#### [Objective]
Each line that contains the word "mais" counts once; give the total for the records below and nothing else.

#### [Record set]
____________________

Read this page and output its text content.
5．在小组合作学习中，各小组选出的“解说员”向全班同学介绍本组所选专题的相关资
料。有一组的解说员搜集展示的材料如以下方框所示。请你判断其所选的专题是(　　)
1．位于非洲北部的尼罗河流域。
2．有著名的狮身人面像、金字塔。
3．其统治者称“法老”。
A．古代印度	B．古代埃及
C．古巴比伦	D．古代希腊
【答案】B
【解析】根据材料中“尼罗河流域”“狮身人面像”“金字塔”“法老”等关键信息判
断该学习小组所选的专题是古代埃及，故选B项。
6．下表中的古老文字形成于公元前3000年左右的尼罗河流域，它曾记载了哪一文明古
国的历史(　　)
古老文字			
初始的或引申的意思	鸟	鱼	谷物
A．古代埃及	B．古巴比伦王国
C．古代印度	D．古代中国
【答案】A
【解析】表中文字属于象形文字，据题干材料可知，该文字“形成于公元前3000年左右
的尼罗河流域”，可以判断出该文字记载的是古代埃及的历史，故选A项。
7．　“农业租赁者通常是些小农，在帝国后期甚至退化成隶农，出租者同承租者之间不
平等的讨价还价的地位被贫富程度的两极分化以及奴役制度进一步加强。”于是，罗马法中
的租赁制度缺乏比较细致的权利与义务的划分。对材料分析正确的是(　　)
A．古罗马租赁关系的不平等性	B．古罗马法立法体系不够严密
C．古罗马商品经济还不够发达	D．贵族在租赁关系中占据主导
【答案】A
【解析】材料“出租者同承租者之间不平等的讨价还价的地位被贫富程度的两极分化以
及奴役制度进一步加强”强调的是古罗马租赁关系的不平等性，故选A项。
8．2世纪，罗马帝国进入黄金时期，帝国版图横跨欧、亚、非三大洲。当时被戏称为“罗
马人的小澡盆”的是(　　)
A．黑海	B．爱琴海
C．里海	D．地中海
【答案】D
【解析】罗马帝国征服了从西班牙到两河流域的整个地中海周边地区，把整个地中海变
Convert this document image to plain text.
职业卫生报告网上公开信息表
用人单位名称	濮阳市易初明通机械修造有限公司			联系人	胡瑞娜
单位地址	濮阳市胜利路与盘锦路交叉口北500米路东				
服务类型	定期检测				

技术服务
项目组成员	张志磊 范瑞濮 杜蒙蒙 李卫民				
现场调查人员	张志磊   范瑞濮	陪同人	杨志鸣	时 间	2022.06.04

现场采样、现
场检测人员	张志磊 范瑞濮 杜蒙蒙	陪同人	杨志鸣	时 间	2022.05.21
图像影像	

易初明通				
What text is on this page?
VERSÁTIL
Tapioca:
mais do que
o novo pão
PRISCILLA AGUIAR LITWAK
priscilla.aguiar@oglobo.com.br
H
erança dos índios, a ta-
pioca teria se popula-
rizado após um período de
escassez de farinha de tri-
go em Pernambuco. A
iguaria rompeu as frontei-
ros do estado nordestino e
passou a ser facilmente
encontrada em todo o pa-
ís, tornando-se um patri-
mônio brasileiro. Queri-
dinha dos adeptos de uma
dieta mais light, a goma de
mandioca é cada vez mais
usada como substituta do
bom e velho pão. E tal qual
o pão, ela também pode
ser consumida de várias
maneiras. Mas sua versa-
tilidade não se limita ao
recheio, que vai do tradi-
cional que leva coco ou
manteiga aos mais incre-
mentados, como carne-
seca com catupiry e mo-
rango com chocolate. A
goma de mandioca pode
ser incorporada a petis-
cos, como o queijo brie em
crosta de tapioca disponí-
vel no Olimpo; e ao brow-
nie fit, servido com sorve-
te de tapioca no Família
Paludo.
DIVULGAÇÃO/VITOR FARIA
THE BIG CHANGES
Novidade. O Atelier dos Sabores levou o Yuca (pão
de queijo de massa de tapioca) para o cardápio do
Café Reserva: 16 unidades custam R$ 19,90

____________________

#### [Right answer]
4